──────── DATASET CONTENT ────────

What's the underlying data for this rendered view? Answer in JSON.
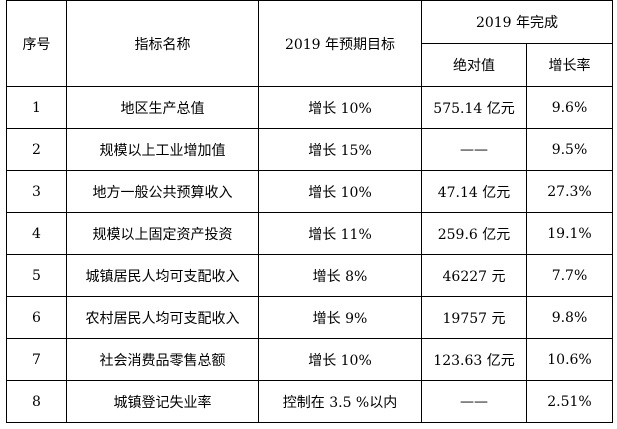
{
  "table": {
    "headers": {
      "seq": "序号",
      "indicator": "指标名称",
      "target": "2019 年预期目标",
      "completion": "2019 年完成",
      "absolute": "绝对值",
      "growth": "增长率"
    },
    "rows": [
      {
        "seq": "1",
        "indicator": "地区生产总值",
        "target": "增长 10%",
        "absolute": "575.14 亿元",
        "growth": "9.6%"
      },
      {
        "seq": "2",
        "indicator": "规模以上工业增加值",
        "target": "增长 15%",
        "absolute": "——",
        "growth": "9.5%"
      },
      {
        "seq": "3",
        "indicator": "地方一般公共预算收入",
        "target": "增长 10%",
        "absolute": "47.14 亿元",
        "growth": "27.3%"
      },
      {
        "seq": "4",
        "indicator": "规模以上固定资产投资",
        "target": "增长 11%",
        "absolute": "259.6 亿元",
        "growth": "19.1%"
      },
      {
        "seq": "5",
        "indicator": "城镇居民人均可支配收入",
        "target": "增长 8%",
        "absolute": "46227 元",
        "growth": "7.7%"
      },
      {
        "seq": "6",
        "indicator": "农村居民人均可支配收入",
        "target": "增长 9%",
        "absolute": "19757 元",
        "growth": "9.8%"
      },
      {
        "seq": "7",
        "indicator": "社会消费品零售总额",
        "target": "增长 10%",
        "absolute": "123.63 亿元",
        "growth": "10.6%"
      },
      {
        "seq": "8",
        "indicator": "城镇登记失业率",
        "target": "控制在 3.5 %以内",
        "absolute": "——",
        "growth": "2.51%"
      }
    ]
  }
}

────────

SHORT PROBLEM - Write out all the entries again, word for word, and print no images.

SOLUTION FOR THIS PROBLEM -
What's the underlying data for this rendered view? Answer in JSON.
{
  "table": {
    "headers": {
      "seq": "序号",
      "indicator": "指标名称",
      "target": "2019 年预期目标",
      "completion": "2019 年完成",
      "absolute": "绝对值",
      "growth": "增长率"
    },
    "rows": [
      {
        "seq": "1",
        "indicator": "地区生产总值",
        "target": "增长 10%",
        "absolute": "575.14 亿元",
        "growth": "9.6%"
      },
      {
        "seq": "2",
        "indicator": "规模以上工业增加值",
        "target": "增长 15%",
        "absolute": "——",
        "growth": "9.5%"
      },
      {
        "seq": "3",
        "indicator": "地方一般公共预算收入",
        "target": "增长 10%",
        "absolute": "47.14 亿元",
        "growth": "27.3%"
      },
      {
        "seq": "4",
        "indicator": "规模以上固定资产投资",
        "target": "增长 11%",
        "absolute": "259.6 亿元",
        "growth": "19.1%"
      },
      {
        "seq": "5",
        "indicator": "城镇居民人均可支配收入",
        "target": "增长 8%",
        "absolute": "46227 元",
        "growth": "7.7%"
      },
      {
        "seq": "6",
        "indicator": "农村居民人均可支配收入",
        "target": "增长 9%",
        "absolute": "19757 元",
        "growth": "9.8%"
      },
      {
        "seq": "7",
        "indicator": "社会消费品零售总额",
        "target": "增长 10%",
        "absolute": "123.63 亿元",
        "growth": "10.6%"
      },
      {
        "seq": "8",
        "indicator": "城镇登记失业率",
        "target": "控制在 3.5 %以内",
        "absolute": "——",
        "growth": "2.51%"
      }
    ]
  }
}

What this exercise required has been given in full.